» STATED TASK
Locate each line with the string "надстройками" in the listing below and copy it.

» MATERIALS PROVIDED
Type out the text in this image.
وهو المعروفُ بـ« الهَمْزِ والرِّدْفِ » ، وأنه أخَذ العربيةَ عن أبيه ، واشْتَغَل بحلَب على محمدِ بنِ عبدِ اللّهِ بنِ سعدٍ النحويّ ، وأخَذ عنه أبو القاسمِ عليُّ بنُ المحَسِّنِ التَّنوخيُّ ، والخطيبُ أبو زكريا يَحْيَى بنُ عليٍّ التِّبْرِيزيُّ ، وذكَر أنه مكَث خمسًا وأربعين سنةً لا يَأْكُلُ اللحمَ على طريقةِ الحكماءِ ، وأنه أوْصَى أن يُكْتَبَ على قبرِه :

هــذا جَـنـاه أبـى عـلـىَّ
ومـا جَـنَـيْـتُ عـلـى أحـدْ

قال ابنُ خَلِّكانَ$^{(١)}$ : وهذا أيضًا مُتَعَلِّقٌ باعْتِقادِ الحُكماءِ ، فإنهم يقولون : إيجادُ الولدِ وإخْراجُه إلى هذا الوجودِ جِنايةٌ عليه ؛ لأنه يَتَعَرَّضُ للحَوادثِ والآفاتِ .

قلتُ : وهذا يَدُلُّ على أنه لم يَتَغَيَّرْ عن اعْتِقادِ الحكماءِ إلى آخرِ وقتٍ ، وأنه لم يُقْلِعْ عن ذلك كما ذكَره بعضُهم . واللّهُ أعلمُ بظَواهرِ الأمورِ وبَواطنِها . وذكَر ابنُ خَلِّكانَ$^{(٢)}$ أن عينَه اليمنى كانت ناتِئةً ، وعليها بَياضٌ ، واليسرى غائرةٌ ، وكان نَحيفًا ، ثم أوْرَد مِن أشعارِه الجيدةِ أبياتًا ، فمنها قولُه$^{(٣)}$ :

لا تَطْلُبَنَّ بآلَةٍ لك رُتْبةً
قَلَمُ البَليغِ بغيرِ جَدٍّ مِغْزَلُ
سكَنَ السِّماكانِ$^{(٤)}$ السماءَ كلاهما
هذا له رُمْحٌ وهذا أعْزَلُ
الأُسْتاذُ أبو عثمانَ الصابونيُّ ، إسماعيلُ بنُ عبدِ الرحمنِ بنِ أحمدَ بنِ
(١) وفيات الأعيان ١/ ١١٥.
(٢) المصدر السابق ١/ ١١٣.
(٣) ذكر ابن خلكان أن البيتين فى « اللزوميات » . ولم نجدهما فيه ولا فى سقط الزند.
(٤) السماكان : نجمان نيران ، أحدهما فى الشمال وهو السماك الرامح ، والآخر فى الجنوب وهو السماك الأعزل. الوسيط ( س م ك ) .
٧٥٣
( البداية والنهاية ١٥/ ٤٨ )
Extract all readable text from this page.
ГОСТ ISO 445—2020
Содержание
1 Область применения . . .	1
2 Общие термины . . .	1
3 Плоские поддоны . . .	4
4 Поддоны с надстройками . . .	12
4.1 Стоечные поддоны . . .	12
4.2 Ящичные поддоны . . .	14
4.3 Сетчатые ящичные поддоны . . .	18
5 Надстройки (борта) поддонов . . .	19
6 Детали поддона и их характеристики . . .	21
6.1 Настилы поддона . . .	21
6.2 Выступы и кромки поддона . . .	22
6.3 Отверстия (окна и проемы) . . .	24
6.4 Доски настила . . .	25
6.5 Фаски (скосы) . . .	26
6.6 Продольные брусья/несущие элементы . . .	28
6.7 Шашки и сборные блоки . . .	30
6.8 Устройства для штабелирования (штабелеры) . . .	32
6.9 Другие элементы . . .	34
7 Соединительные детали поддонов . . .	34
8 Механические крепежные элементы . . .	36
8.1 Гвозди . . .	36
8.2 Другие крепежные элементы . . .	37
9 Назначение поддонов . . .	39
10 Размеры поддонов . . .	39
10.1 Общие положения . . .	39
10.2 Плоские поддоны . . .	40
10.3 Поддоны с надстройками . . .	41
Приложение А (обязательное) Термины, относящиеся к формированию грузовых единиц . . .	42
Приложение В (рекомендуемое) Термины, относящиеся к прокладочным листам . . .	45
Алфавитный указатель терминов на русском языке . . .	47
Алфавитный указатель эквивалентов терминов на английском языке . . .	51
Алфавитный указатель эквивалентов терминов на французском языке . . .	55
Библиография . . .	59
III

» OUTPUT BELOW
4 Поддоны с надстройками . . .	12
10.3 Поддоны с надстройками . . .	41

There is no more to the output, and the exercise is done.